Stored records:
* * * *

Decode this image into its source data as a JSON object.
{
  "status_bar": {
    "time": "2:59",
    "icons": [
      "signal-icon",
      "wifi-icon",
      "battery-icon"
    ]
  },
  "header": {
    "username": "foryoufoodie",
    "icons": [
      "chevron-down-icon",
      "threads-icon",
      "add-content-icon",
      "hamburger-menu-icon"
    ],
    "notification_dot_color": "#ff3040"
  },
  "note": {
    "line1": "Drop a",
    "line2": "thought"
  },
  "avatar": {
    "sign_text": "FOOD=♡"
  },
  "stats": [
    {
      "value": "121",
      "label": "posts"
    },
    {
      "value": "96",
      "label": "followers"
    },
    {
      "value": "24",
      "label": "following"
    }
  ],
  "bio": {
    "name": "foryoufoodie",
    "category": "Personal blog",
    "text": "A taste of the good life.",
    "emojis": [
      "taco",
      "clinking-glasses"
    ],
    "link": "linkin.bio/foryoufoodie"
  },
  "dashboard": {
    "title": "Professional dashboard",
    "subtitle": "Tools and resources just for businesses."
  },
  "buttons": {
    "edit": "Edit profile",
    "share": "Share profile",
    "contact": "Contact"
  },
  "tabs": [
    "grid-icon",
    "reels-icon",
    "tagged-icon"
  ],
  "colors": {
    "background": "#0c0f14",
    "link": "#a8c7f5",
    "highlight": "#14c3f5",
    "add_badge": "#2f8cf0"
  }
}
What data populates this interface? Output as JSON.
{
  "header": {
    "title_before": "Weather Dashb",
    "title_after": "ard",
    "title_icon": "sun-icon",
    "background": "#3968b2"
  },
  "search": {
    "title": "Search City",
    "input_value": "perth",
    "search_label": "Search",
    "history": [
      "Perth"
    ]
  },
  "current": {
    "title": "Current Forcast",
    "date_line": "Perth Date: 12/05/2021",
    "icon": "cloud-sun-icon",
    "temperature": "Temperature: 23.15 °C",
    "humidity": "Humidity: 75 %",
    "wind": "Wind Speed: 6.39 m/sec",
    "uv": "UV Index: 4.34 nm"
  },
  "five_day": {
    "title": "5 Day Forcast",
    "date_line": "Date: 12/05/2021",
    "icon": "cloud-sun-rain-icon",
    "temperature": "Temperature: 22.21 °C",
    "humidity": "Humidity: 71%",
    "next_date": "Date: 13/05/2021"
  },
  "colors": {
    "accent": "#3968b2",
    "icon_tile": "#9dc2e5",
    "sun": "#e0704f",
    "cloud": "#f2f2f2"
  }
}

* * * *

Restate the data above word for word.

Decode this image into its source data as a JSON object.
{
  "status_bar": {
    "time": "2:59",
    "icons": [
      "signal-icon",
      "wifi-icon",
      "battery-icon"
    ]
  },
  "header": {
    "username": "foryoufoodie",
    "icons": [
      "chevron-down-icon",
      "threads-icon",
      "add-content-icon",
      "hamburger-menu-icon"
    ],
    "notification_dot_color": "#ff3040"
  },
  "note": {
    "line1": "Drop a",
    "line2": "thought"
  },
  "avatar": {
    "sign_text": "FOOD=♡"
  },
  "stats": [
    {
      "value": "121",
      "label": "posts"
    },
    {
      "value": "96",
      "label": "followers"
    },
    {
      "value": "24",
      "label": "following"
    }
  ],
  "bio": {
    "name": "foryoufoodie",
    "category": "Personal blog",
    "text": "A taste of the good life.",
    "emojis": [
      "taco",
      "clinking-glasses"
    ],
    "link": "linkin.bio/foryoufoodie"
  },
  "dashboard": {
    "title": "Professional dashboard",
    "subtitle": "Tools and resources just for businesses."
  },
  "buttons": {
    "edit": "Edit profile",
    "share": "Share profile",
    "contact": "Contact"
  },
  "tabs": [
    "grid-icon",
    "reels-icon",
    "tagged-icon"
  ],
  "colors": {
    "background": "#0c0f14",
    "link": "#a8c7f5",
    "highlight": "#14c3f5",
    "add_badge": "#2f8cf0"
  }
}
What data populates this interface? Output as JSON.
{
  "header": {
    "title_before": "Weather Dashb",
    "title_after": "ard",
    "title_icon": "sun-icon",
    "background": "#3968b2"
  },
  "search": {
    "title": "Search City",
    "input_value": "perth",
    "search_label": "Search",
    "history": [
      "Perth"
    ]
  },
  "current": {
    "title": "Current Forcast",
    "date_line": "Perth Date: 12/05/2021",
    "icon": "cloud-sun-icon",
    "temperature": "Temperature: 23.15 °C",
    "humidity": "Humidity: 75 %",
    "wind": "Wind Speed: 6.39 m/sec",
    "uv": "UV Index: 4.34 nm"
  },
  "five_day": {
    "title": "5 Day Forcast",
    "date_line": "Date: 12/05/2021",
    "icon": "cloud-sun-rain-icon",
    "temperature": "Temperature: 22.21 °C",
    "humidity": "Humidity: 71%",
    "next_date": "Date: 13/05/2021"
  },
  "colors": {
    "accent": "#3968b2",
    "icon_tile": "#9dc2e5",
    "sun": "#e0704f",
    "cloud": "#f2f2f2"
  }
}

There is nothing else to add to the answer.